* [What this task involves] Return the material word for word. Do not include the pictures.
──────
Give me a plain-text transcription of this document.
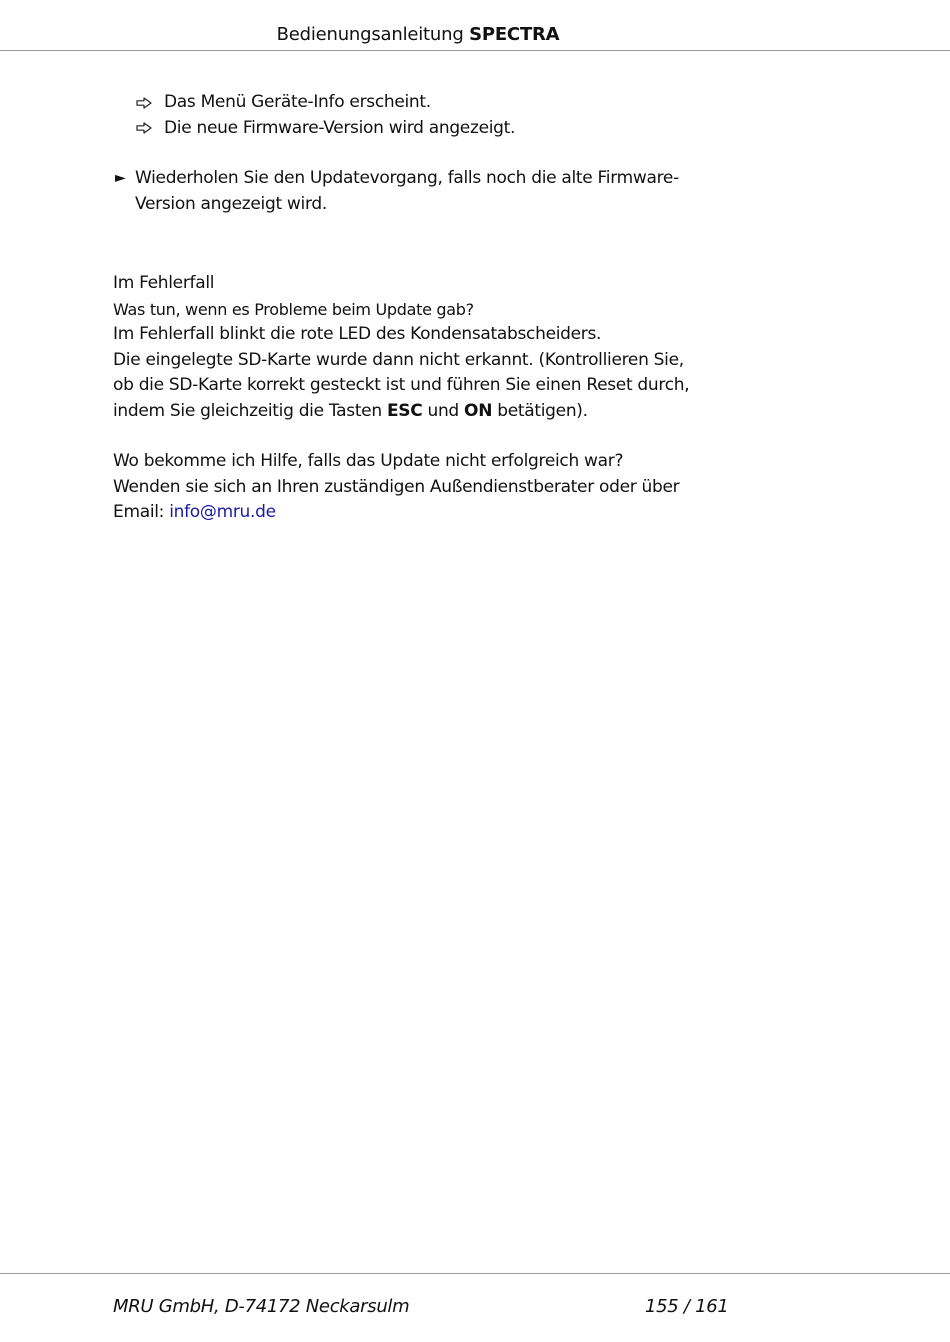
Bedienungsanleitung SPECTRA
Das Menü Geräte-Info erscheint.
Die neue Firmware-Version wird angezeigt.
► Wiederholen Sie den Updatevorgang, falls noch die alte Firmware-
Version angezeigt wird.
Im Fehlerfall
Was tun, wenn es Probleme beim Update gab?
Im Fehlerfall blinkt die rote LED des Kondensatabscheiders.
Die eingelegte SD-Karte wurde dann nicht erkannt. (Kontrollieren Sie,
ob die SD-Karte korrekt gesteckt ist und führen Sie einen Reset durch,
indem Sie gleichzeitig die Tasten ESC und ON betätigen).
Wo bekomme ich Hilfe, falls das Update nicht erfolgreich war?
Wenden sie sich an Ihren zuständigen Außendienstberater oder über
Email: info@mru.de
MRU GmbH, D-74172 Neckarsulm	155 / 161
──────
* [Finished task]
Give me a plain-text transcription of this document.
Bedienungsanleitung SPECTRA
Das Menü Geräte-Info erscheint.
Die neue Firmware-Version wird angezeigt.
► Wiederholen Sie den Updatevorgang, falls noch die alte Firmware-
Version angezeigt wird.
Im Fehlerfall
Was tun, wenn es Probleme beim Update gab?
Im Fehlerfall blinkt die rote LED des Kondensatabscheiders.
Die eingelegte SD-Karte wurde dann nicht erkannt. (Kontrollieren Sie,
ob die SD-Karte korrekt gesteckt ist und führen Sie einen Reset durch,
indem Sie gleichzeitig die Tasten ESC und ON betätigen).
Wo bekomme ich Hilfe, falls das Update nicht erfolgreich war?
Wenden sie sich an Ihren zuständigen Außendienstberater oder über
Email: info@mru.de
MRU GmbH, D-74172 Neckarsulm	155 / 161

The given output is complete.